Given task:
Work through the material below and count the lines holding the word "folding"; give that count and nothing more.
═════ Dataset records ═════
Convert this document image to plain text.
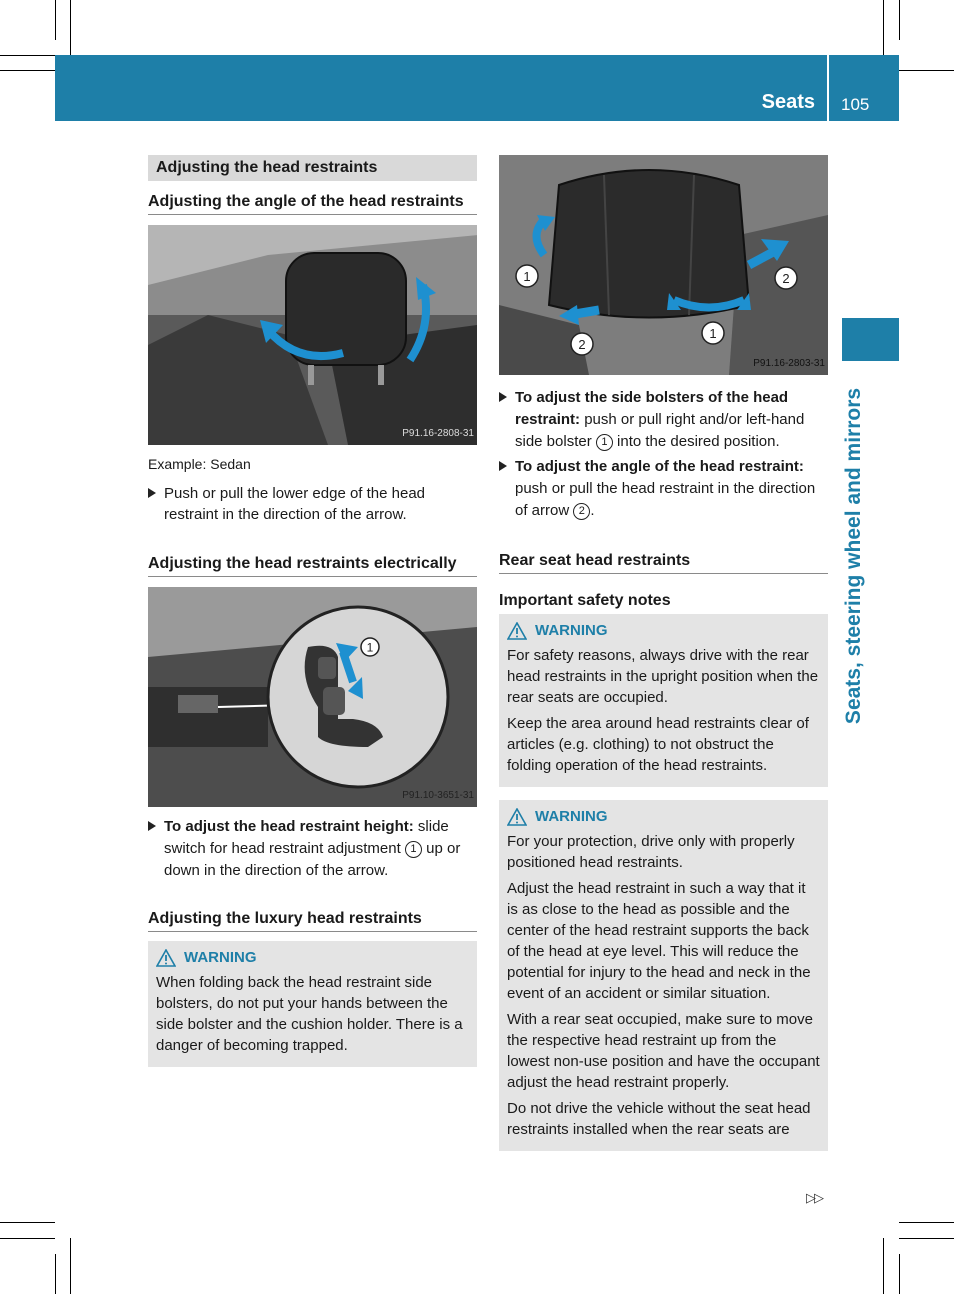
Seats 105
Seats, steering wheel and mirrors
Adjusting the head restraints
Adjusting the angle of the head restraints
P91.16-2808-31
Example: Sedan
Push or pull the lower edge of the head restraint in the direction of the arrow.
Adjusting the head restraints electrically
1
P91.10-3651-31
To adjust the head restraint height: slide switch for head restraint adjustment 1 up or down in the direction of the arrow.
Adjusting the luxury head restraints
WARNING

When folding back the head restraint side bolsters, do not put your hands between the side bolster and the cushion holder. There is a danger of becoming trapped.

1	2
2
1
P91.16-2803-31
To adjust the side bolsters of the head restraint: push or pull right and/or left-hand side bolster 1 into the desired position.
To adjust the angle of the head restraint: push or pull the head restraint in the direction of arrow 2 .
Rear seat head restraints
Important safety notes
WARNING

For safety reasons, always drive with the rear head restraints in the upright position when the rear seats are occupied.

Keep the area around head restraints clear of articles (e.g. clothing) to not obstruct the folding operation of the head restraints.

WARNING

For your protection, drive only with properly positioned head restraints.

Adjust the head restraint in such a way that it is as close to the head as possible and the center of the head restraint supports the back of the head at eye level. This will reduce the potential for injury to the head and neck in the event of an accident or similar situation.

With a rear seat occupied, make sure to move the respective head restraint up from the lowest non-use position and have the occupant adjust the head restraint properly.

Do not drive the vehicle without the seat head restraints installed when the rear seats are

▷▷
═════
Exercise response:
2